Exercise details:
Lines that hold the word "from" should be located and copied.

--------

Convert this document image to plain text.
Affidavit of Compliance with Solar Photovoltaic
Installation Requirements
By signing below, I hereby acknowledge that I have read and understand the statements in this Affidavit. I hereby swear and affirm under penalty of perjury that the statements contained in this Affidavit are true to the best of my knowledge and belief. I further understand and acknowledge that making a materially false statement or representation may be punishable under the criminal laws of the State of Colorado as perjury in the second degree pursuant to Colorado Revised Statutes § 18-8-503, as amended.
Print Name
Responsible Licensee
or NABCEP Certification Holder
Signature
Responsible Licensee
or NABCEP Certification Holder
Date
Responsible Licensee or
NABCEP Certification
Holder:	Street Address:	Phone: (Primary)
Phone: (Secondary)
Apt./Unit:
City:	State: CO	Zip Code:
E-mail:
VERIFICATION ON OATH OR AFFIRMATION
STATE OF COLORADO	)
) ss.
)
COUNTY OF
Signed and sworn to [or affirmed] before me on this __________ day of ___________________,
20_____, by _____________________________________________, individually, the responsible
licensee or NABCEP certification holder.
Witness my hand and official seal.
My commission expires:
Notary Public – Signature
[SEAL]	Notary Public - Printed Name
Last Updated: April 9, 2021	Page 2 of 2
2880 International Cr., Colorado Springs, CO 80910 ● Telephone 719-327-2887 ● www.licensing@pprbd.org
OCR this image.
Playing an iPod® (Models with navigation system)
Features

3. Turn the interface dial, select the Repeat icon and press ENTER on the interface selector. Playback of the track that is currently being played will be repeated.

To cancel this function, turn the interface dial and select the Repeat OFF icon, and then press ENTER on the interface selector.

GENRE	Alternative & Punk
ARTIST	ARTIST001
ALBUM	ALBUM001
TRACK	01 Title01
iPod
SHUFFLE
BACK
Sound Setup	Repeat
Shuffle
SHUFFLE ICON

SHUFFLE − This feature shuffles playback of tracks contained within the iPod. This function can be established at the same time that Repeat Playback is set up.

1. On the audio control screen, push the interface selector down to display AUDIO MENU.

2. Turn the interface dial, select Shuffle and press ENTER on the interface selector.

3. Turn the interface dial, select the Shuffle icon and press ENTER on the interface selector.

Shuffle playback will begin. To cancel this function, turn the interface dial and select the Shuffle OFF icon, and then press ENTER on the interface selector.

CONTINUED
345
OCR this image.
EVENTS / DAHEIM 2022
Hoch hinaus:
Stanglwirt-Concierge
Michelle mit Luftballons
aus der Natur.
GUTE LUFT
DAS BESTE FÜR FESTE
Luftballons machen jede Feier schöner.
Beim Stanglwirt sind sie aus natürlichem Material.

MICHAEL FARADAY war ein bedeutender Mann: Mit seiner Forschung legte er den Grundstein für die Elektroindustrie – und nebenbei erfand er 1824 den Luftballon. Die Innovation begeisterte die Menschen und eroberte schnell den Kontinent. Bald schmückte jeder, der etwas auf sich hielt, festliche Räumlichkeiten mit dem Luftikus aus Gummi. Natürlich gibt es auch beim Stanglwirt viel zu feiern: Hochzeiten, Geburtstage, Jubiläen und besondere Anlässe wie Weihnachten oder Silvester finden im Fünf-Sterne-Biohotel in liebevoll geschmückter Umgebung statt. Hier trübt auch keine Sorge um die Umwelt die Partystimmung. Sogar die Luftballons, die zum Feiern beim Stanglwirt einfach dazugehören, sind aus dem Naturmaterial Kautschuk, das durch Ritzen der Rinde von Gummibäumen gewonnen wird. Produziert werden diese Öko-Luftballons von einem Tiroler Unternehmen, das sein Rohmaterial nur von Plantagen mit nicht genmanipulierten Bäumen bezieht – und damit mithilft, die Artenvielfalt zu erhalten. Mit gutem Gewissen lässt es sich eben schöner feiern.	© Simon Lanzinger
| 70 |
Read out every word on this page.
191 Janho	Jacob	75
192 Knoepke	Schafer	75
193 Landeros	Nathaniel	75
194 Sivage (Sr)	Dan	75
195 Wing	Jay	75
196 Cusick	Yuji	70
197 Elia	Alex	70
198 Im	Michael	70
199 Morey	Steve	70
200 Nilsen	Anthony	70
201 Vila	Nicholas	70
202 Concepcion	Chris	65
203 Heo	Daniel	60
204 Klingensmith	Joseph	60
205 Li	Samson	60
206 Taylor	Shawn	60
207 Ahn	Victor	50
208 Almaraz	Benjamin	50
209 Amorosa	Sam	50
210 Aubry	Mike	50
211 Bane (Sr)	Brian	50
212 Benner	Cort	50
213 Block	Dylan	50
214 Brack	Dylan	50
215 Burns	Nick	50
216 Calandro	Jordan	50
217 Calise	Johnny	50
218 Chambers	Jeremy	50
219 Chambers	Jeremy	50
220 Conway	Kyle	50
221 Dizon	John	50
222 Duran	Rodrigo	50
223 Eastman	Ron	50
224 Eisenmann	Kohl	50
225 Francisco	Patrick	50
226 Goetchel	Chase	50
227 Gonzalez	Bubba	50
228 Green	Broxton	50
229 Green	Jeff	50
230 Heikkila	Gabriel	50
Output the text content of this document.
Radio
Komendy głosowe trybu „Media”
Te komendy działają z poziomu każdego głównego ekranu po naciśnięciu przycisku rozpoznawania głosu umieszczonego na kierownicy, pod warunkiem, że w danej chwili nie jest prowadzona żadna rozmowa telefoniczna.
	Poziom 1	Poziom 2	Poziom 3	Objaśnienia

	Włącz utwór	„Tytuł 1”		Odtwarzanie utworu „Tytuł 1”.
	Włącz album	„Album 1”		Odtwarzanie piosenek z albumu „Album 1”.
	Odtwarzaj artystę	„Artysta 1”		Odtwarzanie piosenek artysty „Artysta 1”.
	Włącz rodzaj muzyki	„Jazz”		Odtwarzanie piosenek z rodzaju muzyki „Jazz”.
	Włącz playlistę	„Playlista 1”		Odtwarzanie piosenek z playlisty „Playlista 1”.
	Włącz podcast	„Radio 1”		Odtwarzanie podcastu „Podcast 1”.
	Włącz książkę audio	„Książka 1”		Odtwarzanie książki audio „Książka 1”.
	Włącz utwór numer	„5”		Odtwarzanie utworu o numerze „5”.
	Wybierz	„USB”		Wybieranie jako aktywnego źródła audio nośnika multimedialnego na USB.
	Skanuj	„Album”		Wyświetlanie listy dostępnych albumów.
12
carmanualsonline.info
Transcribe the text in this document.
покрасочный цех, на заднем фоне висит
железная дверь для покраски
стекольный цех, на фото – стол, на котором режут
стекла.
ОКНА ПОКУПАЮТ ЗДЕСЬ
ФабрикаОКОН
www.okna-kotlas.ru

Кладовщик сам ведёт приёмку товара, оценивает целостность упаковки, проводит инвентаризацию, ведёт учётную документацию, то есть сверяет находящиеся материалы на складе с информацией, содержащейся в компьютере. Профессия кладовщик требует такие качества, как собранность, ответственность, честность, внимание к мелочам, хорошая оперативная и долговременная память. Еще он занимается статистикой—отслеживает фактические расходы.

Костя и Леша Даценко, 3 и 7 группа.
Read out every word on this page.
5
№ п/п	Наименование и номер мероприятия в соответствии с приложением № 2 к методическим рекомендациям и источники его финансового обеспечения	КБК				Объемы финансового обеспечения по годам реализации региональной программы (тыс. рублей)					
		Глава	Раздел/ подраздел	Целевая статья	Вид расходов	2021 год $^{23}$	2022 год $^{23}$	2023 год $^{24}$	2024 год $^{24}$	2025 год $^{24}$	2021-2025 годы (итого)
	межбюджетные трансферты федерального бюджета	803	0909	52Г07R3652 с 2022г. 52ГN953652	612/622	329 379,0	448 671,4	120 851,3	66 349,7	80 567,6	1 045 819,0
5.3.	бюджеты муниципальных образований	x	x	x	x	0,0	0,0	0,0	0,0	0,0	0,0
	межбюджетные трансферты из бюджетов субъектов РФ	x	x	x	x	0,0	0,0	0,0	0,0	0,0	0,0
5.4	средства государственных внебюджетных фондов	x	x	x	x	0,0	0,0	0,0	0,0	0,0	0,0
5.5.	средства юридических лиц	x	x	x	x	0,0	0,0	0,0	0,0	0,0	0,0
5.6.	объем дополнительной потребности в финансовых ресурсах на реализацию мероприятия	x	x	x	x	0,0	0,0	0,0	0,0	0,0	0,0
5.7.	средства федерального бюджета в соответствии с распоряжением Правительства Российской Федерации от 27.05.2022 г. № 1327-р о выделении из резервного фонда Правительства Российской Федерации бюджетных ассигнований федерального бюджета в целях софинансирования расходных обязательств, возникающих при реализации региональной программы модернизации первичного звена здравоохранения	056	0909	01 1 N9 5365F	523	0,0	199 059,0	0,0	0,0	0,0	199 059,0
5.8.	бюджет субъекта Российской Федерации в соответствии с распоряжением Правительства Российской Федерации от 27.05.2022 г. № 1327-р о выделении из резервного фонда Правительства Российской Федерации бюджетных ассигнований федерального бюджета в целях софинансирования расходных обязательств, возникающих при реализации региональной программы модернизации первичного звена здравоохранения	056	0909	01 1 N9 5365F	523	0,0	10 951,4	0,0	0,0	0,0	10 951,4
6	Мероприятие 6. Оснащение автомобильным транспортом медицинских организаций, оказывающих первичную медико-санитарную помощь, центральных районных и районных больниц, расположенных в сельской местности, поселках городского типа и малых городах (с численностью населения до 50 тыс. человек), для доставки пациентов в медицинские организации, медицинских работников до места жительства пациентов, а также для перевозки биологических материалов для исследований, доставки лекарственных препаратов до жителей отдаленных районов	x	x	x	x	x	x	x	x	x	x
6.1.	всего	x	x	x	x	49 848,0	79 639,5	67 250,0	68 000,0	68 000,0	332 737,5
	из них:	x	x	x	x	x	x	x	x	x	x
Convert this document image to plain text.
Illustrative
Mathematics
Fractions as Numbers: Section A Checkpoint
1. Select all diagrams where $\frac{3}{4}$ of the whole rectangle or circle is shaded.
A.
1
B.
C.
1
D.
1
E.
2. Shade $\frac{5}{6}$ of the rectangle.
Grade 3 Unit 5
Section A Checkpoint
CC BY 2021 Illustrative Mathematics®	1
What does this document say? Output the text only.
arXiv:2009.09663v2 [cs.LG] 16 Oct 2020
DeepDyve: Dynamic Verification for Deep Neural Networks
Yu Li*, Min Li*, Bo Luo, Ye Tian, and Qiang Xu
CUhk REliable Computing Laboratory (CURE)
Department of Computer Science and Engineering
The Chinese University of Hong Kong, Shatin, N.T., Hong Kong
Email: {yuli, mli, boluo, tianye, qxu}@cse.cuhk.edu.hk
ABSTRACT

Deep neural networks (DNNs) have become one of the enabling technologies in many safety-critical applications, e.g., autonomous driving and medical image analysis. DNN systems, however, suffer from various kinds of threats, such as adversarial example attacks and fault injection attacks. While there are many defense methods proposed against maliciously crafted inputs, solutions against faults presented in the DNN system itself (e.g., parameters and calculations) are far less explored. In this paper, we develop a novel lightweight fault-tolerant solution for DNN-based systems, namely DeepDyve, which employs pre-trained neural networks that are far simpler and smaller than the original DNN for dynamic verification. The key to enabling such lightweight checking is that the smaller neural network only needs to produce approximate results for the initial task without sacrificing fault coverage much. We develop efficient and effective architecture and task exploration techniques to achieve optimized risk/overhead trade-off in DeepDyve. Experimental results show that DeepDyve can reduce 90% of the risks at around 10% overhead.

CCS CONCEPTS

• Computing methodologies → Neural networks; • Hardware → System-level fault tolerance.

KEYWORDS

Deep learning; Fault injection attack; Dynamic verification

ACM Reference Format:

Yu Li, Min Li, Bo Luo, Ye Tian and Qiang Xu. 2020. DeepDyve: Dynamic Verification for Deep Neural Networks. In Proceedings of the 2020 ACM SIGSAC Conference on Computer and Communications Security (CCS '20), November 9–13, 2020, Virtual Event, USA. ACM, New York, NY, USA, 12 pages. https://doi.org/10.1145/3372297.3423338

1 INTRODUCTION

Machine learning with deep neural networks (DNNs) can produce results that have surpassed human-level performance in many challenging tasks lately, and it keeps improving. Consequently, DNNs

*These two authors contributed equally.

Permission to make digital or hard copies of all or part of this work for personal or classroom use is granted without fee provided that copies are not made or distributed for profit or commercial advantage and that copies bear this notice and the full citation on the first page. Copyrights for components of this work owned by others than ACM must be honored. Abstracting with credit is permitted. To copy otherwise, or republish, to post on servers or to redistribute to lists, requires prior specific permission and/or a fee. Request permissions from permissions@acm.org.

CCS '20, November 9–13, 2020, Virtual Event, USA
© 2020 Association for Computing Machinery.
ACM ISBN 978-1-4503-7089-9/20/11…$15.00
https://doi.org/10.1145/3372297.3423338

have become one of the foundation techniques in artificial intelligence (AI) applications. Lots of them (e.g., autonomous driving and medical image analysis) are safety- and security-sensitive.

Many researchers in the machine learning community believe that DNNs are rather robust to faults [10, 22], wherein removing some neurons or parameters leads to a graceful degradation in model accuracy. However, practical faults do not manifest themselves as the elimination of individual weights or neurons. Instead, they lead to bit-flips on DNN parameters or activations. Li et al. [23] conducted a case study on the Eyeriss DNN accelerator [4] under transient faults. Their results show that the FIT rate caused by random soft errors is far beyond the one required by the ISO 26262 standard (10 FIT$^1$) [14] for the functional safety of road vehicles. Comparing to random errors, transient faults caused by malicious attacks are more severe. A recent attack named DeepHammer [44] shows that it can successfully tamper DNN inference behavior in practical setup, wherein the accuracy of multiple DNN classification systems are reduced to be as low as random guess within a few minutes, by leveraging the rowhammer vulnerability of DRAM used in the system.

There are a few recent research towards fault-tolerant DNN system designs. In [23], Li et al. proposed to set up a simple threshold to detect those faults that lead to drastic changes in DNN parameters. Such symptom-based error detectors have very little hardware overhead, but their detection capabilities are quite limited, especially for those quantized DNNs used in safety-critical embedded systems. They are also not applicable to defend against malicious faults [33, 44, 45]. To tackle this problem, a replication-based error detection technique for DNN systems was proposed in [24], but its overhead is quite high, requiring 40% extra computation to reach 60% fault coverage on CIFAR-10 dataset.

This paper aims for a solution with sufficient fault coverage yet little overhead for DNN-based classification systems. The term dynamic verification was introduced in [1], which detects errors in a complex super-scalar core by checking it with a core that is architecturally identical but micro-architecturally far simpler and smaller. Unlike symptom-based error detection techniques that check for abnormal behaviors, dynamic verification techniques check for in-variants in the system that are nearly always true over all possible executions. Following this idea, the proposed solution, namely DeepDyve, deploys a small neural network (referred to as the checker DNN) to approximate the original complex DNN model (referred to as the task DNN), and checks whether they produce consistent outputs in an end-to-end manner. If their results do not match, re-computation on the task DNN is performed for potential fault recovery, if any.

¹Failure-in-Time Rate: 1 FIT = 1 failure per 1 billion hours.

--------

Answer:
Deep neural networks (DNNs) have become one of the enabling technologies in many safety-critical applications, e.g., autonomous driving and medical image analysis. DNN systems, however, suffer from various kinds of threats, such as adversarial example attacks and fault injection attacks. While there are many defense methods proposed against maliciously crafted inputs, solutions against faults presented in the DNN system itself (e.g., parameters and calculations) are far less explored. In this paper, we develop a novel lightweight fault-tolerant solution for DNN-based systems, namely DeepDyve, which employs pre-trained neural networks that are far simpler and smaller than the original DNN for dynamic verification. The key to enabling such lightweight checking is that the smaller neural network only needs to produce approximate results for the initial task without sacrificing fault coverage much. We develop efficient and effective architecture and task exploration techniques to achieve optimized risk/overhead trade-off in DeepDyve. Experimental results show that DeepDyve can reduce 90% of the risks at around 10% overhead.
Permission to make digital or hard copies of all or part of this work for personal or classroom use is granted without fee provided that copies are not made or distributed for profit or commercial advantage and that copies bear this notice and the full citation on the first page. Copyrights for components of this work owned by others than ACM must be honored. Abstracting with credit is permitted. To copy otherwise, or republish, to post on servers or to redistribute to lists, requires prior specific permission and/or a fee. Request permissions from permissions@acm.org.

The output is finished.